### Aufgabenstellung:
Ordne den Abschnitt der Zeilen unten, der mit der allerersten Zeile beginnt und mit der Zeile endet, die „y-right-tick: 6.00M <box>963“ enthält, als JSON-Liste von Zeichenketten an. Beide Grenzzeilen gehören dazu; nimm jede Zeile als eigenen Eintrag und lass Leerzeilen weg.

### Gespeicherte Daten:

*-*-*

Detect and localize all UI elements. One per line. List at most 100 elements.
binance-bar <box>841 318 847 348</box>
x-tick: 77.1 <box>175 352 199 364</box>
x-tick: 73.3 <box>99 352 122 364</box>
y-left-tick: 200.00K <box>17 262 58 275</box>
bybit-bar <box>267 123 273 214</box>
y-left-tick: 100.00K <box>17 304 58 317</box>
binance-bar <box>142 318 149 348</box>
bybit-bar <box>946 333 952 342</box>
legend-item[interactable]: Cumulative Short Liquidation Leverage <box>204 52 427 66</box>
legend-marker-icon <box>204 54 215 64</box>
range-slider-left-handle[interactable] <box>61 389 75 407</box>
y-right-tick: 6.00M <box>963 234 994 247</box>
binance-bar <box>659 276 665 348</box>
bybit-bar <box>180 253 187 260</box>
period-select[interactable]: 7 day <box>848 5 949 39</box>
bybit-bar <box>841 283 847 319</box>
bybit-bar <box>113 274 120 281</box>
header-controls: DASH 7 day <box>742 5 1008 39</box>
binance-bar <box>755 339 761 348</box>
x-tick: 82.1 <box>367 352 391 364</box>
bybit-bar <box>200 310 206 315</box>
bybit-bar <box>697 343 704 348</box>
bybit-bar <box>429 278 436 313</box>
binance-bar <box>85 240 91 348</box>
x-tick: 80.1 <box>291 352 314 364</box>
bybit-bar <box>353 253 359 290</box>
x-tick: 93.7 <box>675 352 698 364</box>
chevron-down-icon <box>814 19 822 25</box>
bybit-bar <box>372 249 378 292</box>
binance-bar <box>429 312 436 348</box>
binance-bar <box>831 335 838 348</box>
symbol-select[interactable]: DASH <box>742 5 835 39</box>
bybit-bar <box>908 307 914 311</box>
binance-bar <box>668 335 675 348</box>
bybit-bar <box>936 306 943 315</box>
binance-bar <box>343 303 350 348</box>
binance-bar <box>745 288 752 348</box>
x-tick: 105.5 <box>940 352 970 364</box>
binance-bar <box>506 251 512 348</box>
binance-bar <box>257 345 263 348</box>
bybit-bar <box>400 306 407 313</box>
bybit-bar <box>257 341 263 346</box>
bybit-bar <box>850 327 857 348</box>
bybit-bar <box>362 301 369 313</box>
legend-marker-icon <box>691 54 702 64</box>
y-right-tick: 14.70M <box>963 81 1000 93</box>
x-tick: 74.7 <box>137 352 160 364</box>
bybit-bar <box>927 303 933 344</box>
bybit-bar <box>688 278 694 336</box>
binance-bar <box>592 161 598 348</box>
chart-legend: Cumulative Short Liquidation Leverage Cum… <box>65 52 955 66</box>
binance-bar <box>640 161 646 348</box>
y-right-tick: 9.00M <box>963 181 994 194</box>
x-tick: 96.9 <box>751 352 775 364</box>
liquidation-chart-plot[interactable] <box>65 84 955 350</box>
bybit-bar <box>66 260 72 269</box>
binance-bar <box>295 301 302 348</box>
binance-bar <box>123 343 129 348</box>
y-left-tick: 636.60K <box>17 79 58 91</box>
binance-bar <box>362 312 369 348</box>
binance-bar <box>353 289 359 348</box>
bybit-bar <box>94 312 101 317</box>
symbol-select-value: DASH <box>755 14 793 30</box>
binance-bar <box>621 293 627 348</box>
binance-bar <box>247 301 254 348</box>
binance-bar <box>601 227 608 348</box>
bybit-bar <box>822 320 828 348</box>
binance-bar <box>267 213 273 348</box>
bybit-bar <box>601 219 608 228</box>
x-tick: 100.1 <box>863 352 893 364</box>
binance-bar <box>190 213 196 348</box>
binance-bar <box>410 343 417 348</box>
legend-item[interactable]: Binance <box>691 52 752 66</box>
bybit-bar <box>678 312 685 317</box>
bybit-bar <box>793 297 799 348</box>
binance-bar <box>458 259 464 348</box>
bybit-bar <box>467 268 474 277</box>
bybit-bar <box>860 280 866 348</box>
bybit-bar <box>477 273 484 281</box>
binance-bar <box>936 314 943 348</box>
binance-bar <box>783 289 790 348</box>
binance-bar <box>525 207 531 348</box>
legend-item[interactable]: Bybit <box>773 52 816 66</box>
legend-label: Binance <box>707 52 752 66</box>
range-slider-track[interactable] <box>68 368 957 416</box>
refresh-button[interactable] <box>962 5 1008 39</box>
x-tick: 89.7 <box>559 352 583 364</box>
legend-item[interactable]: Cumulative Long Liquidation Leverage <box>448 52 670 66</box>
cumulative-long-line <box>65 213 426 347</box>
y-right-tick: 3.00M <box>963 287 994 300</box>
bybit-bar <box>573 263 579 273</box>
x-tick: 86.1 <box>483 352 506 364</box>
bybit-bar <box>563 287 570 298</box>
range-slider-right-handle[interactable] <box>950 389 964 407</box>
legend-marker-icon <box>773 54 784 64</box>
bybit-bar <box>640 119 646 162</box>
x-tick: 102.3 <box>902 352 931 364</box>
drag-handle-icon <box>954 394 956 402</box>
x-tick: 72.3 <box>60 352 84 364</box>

*-*-*

### Ausgabe der Übung:
[
  "Detect and localize all UI elements. One per line. List at most 100 elements.",
  "binance-bar <box>841 318 847 348</box>",
  "x-tick: 77.1 <box>175 352 199 364</box>",
  "x-tick: 73.3 <box>99 352 122 364</box>",
  "y-left-tick: 200.00K <box>17 262 58 275</box>",
  "bybit-bar <box>267 123 273 214</box>",
  "y-left-tick: 100.00K <box>17 304 58 317</box>",
  "binance-bar <box>142 318 149 348</box>",
  "bybit-bar <box>946 333 952 342</box>",
  "legend-item[interactable]: Cumulative Short Liquidation Leverage <box>204 52 427 66</box>",
  "legend-marker-icon <box>204 54 215 64</box>",
  "range-slider-left-handle[interactable] <box>61 389 75 407</box>",
  "y-right-tick: 6.00M <box>963 234 994 247</box>"
]